▸ **Task to carry out**
In the entries that follow, find the word "Ross" and report each line it is on.

[Extracted records]
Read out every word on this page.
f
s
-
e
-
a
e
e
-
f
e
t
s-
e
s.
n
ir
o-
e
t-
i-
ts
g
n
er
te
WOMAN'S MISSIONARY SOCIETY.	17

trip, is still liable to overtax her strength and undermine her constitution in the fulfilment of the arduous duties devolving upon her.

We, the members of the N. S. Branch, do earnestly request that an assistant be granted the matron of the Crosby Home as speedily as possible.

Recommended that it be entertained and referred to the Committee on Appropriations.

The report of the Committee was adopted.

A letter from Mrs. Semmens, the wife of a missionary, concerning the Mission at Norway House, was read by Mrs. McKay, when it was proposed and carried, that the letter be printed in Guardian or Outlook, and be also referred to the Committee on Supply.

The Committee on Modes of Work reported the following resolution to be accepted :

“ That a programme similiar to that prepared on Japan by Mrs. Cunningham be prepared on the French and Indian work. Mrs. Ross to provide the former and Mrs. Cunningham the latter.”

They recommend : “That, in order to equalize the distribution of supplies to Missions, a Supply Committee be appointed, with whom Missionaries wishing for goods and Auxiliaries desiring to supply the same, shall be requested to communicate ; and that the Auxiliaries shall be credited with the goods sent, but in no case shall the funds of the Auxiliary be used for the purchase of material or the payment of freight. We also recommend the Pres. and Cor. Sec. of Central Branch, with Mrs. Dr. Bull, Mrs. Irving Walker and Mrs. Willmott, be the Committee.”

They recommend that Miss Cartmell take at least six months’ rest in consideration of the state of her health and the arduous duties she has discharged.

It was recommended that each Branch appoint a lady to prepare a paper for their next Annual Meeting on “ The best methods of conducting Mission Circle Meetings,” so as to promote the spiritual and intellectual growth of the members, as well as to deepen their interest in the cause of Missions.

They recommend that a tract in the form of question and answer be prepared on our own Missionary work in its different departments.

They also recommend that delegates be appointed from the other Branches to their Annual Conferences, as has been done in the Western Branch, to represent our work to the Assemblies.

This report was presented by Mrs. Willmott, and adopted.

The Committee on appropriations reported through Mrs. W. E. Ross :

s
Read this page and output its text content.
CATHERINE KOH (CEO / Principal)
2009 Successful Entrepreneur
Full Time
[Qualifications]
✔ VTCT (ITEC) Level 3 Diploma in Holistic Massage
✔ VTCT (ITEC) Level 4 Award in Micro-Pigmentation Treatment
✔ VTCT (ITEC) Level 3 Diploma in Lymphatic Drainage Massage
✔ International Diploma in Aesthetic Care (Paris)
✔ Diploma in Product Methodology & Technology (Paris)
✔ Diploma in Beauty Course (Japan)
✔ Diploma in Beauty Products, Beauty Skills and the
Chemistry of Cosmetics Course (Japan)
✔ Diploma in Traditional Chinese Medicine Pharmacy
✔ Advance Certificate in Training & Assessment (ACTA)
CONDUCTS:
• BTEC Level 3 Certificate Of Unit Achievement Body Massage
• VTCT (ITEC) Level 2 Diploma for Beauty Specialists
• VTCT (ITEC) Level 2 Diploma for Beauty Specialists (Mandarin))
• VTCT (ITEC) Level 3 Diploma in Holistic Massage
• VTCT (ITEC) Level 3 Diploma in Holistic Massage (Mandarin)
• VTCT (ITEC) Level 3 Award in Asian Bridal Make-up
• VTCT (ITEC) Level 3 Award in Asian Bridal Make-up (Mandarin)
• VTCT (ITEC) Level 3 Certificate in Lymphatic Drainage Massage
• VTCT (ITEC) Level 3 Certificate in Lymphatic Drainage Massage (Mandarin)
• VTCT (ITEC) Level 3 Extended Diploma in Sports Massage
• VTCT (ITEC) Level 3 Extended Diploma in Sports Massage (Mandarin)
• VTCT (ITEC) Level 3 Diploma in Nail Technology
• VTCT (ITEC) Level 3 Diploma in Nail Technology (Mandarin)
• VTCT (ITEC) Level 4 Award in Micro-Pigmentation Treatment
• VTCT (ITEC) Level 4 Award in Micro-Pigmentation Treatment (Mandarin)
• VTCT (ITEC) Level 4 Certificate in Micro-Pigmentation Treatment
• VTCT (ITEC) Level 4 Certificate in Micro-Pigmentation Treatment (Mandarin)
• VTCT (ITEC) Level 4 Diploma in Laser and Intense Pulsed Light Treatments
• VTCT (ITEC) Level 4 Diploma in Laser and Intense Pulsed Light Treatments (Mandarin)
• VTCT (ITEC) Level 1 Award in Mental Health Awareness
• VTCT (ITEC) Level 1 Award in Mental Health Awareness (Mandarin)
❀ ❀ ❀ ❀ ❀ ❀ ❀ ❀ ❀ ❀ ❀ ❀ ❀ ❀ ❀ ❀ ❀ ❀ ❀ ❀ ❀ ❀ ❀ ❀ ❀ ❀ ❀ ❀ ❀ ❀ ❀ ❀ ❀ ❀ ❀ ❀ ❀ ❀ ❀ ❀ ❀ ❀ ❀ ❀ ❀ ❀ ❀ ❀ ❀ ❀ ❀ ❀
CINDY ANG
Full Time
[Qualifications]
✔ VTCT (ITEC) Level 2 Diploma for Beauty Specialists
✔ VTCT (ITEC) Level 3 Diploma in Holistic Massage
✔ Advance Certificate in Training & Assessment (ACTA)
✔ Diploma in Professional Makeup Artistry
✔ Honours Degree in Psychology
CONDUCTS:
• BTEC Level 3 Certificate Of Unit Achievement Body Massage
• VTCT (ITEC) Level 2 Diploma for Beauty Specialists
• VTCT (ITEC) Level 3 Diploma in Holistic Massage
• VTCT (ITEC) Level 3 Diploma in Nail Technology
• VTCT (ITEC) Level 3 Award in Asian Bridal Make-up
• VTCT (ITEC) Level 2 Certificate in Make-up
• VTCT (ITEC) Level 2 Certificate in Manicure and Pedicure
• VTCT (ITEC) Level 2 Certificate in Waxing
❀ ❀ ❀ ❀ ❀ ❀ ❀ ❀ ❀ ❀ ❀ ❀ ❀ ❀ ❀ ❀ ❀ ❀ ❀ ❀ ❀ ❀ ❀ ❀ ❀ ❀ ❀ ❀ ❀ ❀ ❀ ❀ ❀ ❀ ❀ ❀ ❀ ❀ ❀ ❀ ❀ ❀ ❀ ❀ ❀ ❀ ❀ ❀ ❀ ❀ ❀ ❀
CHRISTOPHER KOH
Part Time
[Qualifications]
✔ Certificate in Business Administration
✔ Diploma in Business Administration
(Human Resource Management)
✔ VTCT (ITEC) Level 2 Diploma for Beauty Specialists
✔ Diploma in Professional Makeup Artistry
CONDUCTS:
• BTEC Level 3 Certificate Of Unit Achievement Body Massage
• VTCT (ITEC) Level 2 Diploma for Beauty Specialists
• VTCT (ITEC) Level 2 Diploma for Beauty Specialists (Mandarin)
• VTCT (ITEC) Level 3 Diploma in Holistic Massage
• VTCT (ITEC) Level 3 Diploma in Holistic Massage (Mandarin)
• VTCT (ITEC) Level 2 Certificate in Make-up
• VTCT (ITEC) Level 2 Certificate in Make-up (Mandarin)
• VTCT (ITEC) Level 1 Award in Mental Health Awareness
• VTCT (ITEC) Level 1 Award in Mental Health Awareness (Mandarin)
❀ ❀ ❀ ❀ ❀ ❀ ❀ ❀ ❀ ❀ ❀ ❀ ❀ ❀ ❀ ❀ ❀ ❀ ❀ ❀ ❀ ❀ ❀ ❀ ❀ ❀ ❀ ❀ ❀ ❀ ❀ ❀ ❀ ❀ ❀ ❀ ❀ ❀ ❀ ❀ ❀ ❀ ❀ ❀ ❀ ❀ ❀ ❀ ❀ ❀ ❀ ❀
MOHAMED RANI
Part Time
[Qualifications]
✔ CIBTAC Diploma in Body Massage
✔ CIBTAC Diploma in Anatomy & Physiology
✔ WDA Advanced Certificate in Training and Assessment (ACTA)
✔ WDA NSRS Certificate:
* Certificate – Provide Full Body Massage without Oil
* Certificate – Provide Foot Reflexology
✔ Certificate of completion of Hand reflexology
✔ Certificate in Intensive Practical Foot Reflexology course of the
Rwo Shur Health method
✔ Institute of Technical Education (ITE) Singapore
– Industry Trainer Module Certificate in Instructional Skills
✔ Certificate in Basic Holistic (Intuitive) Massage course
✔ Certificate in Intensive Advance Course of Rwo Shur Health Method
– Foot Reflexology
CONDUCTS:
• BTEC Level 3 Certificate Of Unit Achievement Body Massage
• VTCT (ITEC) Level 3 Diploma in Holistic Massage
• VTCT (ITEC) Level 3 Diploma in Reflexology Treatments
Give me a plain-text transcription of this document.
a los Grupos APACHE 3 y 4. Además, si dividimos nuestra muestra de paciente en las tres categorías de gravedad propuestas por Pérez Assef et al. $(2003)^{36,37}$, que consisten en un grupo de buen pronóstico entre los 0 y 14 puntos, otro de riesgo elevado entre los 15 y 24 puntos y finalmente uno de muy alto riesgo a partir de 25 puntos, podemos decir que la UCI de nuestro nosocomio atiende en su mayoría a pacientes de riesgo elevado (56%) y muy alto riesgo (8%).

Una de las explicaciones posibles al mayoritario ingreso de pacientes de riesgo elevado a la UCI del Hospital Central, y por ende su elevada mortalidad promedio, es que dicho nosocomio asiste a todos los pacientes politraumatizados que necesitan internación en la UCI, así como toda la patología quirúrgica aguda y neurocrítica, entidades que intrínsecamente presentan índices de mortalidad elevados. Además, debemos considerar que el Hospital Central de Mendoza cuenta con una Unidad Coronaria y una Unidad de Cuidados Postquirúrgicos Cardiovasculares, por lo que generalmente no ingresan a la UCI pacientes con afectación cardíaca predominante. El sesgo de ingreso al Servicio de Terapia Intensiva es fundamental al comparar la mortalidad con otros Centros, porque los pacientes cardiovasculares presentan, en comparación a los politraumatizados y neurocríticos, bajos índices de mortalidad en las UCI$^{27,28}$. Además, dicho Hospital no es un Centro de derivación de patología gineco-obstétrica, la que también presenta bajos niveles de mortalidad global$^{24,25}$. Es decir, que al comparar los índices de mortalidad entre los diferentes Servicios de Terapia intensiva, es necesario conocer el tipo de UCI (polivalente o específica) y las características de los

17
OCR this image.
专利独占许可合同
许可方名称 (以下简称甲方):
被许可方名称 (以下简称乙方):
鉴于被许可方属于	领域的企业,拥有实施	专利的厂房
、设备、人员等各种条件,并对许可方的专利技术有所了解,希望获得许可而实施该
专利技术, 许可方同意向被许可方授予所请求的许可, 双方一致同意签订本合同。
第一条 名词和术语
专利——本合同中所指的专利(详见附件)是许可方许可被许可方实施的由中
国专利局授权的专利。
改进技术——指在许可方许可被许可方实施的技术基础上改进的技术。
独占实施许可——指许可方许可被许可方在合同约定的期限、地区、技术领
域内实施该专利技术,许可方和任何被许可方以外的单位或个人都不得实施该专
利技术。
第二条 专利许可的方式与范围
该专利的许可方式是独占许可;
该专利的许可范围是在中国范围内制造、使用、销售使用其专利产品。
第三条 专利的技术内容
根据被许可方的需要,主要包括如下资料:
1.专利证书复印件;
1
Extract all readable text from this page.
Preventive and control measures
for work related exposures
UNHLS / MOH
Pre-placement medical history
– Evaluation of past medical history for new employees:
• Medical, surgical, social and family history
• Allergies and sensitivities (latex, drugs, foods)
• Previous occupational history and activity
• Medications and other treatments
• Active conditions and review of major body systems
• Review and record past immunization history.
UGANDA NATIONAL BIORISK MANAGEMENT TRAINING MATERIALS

▸ **Solution to the exercise**
“ That a programme similiar to that prepared on Japan by Mrs. Cunningham be prepared on the French and Indian work. Mrs. Ross to provide the former and Mrs. Cunningham the latter.”
The Committee on appropriations reported through Mrs. W. E. Ross :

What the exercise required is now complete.